[DATA SECTION start]

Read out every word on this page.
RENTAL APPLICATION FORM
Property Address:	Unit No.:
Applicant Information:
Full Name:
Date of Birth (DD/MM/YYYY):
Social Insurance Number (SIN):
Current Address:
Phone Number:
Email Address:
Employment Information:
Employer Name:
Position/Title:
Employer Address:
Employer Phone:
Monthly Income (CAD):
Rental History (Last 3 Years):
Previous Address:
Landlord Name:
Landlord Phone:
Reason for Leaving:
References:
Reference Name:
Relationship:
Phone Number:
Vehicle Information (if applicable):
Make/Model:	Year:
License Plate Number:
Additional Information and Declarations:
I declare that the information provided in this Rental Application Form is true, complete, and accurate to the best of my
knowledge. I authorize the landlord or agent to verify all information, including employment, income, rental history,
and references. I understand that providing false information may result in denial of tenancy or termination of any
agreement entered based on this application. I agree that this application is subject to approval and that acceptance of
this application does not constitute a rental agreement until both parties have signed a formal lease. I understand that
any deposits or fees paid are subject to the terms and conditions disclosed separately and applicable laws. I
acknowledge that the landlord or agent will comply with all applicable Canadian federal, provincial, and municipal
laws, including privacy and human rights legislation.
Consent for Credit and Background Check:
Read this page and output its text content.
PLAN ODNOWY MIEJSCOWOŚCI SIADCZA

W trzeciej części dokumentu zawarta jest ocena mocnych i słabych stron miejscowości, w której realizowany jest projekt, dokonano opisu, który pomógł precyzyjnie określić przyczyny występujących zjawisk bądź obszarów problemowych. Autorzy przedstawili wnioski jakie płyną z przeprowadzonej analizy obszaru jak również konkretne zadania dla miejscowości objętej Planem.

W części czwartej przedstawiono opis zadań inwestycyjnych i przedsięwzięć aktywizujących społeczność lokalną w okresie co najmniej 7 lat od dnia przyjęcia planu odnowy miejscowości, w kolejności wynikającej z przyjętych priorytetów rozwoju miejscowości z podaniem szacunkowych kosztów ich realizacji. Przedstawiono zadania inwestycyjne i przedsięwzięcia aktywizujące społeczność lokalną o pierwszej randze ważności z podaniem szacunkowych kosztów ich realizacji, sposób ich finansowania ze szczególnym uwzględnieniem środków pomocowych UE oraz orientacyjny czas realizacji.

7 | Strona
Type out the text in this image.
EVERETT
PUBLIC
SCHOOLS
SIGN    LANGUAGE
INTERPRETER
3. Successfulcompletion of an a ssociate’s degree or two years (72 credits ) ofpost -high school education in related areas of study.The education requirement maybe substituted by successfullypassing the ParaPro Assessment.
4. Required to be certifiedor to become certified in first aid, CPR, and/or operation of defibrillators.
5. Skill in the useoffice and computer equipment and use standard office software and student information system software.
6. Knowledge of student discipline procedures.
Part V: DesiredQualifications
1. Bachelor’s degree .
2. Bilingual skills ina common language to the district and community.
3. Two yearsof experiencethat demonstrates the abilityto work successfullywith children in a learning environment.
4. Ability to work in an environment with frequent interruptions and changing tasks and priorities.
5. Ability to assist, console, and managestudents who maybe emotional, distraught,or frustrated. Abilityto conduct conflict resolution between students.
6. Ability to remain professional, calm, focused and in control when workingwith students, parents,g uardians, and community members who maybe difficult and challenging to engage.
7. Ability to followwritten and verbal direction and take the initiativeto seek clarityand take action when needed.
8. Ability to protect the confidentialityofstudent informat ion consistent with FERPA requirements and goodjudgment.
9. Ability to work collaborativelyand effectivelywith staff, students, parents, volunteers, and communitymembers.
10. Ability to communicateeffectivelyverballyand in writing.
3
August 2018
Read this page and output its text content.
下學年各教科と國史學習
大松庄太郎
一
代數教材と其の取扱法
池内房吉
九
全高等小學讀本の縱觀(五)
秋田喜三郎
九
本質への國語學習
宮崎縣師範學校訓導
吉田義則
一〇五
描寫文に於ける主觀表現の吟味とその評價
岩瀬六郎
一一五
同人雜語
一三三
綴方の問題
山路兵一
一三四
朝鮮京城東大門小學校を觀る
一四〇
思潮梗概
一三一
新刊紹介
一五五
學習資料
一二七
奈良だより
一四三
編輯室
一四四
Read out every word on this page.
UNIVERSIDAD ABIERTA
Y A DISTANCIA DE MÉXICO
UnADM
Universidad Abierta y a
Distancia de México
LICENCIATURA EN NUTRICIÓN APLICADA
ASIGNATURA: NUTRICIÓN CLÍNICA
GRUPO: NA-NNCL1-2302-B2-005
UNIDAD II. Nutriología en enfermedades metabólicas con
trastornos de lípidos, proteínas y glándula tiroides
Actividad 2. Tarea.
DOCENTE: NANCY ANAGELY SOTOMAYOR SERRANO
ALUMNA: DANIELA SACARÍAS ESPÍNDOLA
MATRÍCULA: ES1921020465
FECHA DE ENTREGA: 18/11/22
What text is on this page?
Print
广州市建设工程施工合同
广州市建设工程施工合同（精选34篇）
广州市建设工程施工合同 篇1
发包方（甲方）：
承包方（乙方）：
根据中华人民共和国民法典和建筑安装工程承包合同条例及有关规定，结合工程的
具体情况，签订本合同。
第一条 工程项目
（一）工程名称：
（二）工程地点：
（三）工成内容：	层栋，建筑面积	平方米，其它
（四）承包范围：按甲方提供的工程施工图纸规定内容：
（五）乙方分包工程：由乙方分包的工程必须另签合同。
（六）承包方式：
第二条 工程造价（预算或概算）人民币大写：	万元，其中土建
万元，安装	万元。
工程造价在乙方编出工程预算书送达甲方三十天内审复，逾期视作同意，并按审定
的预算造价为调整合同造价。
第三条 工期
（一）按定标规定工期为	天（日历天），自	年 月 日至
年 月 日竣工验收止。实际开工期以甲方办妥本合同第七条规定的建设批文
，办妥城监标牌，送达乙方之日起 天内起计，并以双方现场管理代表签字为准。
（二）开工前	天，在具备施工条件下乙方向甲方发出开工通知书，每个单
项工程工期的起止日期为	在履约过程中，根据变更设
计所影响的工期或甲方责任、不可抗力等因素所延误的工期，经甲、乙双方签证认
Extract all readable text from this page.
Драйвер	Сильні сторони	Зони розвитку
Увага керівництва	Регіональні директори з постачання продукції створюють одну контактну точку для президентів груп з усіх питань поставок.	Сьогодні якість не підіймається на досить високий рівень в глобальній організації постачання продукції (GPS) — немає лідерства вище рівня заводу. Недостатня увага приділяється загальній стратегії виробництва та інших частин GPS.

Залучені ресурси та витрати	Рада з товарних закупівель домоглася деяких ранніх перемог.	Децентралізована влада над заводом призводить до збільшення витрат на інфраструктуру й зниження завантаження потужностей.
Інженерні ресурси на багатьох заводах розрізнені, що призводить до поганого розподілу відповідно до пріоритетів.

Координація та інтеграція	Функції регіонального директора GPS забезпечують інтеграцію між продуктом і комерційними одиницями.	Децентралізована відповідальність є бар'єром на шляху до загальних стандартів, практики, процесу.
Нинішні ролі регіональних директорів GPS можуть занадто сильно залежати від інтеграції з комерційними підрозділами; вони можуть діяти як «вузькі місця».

[DATA SECTION end]

Gather up every line from the listing above in which the word "Децентралізована" occurs.

- COMPLETE RESPONSE -
Залучені ресурси та витрати	Рада з товарних закупівель домоглася деяких ранніх перемог.	Децентралізована влада над заводом призводить до збільшення витрат на інфраструктуру й зниження завантаження потужностей.
Координація та інтеграція	Функції регіонального директора GPS забезпечують інтеграцію між продуктом і комерційними одиницями.	Децентралізована відповідальність є бар'єром на шляху до загальних стандартів, практики, процесу.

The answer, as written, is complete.